Set exercise
The records below must be duplicated exactly, character for character.

────────

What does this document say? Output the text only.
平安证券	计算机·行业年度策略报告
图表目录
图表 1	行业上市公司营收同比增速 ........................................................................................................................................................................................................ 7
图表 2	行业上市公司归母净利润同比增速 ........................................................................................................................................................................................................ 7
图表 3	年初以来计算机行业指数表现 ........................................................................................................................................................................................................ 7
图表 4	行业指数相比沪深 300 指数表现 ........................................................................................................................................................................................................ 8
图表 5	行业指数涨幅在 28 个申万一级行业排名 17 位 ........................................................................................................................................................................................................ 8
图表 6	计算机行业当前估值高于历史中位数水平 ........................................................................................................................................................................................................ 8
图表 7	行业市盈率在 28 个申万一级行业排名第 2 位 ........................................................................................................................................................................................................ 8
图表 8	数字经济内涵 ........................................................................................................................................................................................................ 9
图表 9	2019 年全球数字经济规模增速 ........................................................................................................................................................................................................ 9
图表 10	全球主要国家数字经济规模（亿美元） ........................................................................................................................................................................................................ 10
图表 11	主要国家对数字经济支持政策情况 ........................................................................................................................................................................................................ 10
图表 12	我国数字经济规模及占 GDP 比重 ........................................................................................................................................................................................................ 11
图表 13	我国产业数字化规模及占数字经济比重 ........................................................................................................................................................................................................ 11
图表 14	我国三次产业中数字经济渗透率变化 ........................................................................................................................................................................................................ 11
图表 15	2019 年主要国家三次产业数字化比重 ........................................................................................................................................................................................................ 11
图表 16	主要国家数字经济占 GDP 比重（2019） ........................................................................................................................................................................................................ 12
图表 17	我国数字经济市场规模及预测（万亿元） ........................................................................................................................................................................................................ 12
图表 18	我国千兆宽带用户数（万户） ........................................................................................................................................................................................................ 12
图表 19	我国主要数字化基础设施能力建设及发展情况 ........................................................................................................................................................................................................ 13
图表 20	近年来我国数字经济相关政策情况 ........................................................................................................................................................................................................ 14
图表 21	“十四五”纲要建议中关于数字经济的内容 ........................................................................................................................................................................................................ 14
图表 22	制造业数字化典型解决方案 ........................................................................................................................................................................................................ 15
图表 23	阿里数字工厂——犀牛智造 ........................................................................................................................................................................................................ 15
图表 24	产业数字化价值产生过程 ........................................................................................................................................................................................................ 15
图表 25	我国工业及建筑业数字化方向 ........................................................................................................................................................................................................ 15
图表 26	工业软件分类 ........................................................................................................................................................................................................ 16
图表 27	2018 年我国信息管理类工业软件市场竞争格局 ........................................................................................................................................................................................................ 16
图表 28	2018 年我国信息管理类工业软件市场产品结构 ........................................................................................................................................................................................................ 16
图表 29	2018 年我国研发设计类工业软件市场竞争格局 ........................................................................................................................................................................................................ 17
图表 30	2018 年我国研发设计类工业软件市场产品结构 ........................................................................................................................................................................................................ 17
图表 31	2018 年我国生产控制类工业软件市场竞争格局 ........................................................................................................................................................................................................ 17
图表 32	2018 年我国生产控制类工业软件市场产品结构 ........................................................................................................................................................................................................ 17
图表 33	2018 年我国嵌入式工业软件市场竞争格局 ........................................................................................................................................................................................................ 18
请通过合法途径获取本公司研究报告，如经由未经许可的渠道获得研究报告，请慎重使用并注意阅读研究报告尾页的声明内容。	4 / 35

────────

Solution for this task
What does this document say? Output the text only.
平安证券	计算机·行业年度策略报告
图表目录
图表 1	行业上市公司营收同比增速 ........................................................................................................................................................................................................ 7
图表 2	行业上市公司归母净利润同比增速 ........................................................................................................................................................................................................ 7
图表 3	年初以来计算机行业指数表现 ........................................................................................................................................................................................................ 7
图表 4	行业指数相比沪深 300 指数表现 ........................................................................................................................................................................................................ 8
图表 5	行业指数涨幅在 28 个申万一级行业排名 17 位 ........................................................................................................................................................................................................ 8
图表 6	计算机行业当前估值高于历史中位数水平 ........................................................................................................................................................................................................ 8
图表 7	行业市盈率在 28 个申万一级行业排名第 2 位 ........................................................................................................................................................................................................ 8
图表 8	数字经济内涵 ........................................................................................................................................................................................................ 9
图表 9	2019 年全球数字经济规模增速 ........................................................................................................................................................................................................ 9
图表 10	全球主要国家数字经济规模（亿美元） ........................................................................................................................................................................................................ 10
图表 11	主要国家对数字经济支持政策情况 ........................................................................................................................................................................................................ 10
图表 12	我国数字经济规模及占 GDP 比重 ........................................................................................................................................................................................................ 11
图表 13	我国产业数字化规模及占数字经济比重 ........................................................................................................................................................................................................ 11
图表 14	我国三次产业中数字经济渗透率变化 ........................................................................................................................................................................................................ 11
图表 15	2019 年主要国家三次产业数字化比重 ........................................................................................................................................................................................................ 11
图表 16	主要国家数字经济占 GDP 比重（2019） ........................................................................................................................................................................................................ 12
图表 17	我国数字经济市场规模及预测（万亿元） ........................................................................................................................................................................................................ 12
图表 18	我国千兆宽带用户数（万户） ........................................................................................................................................................................................................ 12
图表 19	我国主要数字化基础设施能力建设及发展情况 ........................................................................................................................................................................................................ 13
图表 20	近年来我国数字经济相关政策情况 ........................................................................................................................................................................................................ 14
图表 21	“十四五”纲要建议中关于数字经济的内容 ........................................................................................................................................................................................................ 14
图表 22	制造业数字化典型解决方案 ........................................................................................................................................................................................................ 15
图表 23	阿里数字工厂——犀牛智造 ........................................................................................................................................................................................................ 15
图表 24	产业数字化价值产生过程 ........................................................................................................................................................................................................ 15
图表 25	我国工业及建筑业数字化方向 ........................................................................................................................................................................................................ 15
图表 26	工业软件分类 ........................................................................................................................................................................................................ 16
图表 27	2018 年我国信息管理类工业软件市场竞争格局 ........................................................................................................................................................................................................ 16
图表 28	2018 年我国信息管理类工业软件市场产品结构 ........................................................................................................................................................................................................ 16
图表 29	2018 年我国研发设计类工业软件市场竞争格局 ........................................................................................................................................................................................................ 17
图表 30	2018 年我国研发设计类工业软件市场产品结构 ........................................................................................................................................................................................................ 17
图表 31	2018 年我国生产控制类工业软件市场竞争格局 ........................................................................................................................................................................................................ 17
图表 32	2018 年我国生产控制类工业软件市场产品结构 ........................................................................................................................................................................................................ 17
图表 33	2018 年我国嵌入式工业软件市场竞争格局 ........................................................................................................................................................................................................ 18
请通过合法途径获取本公司研究报告，如经由未经许可的渠道获得研究报告，请慎重使用并注意阅读研究报告尾页的声明内容。	4 / 35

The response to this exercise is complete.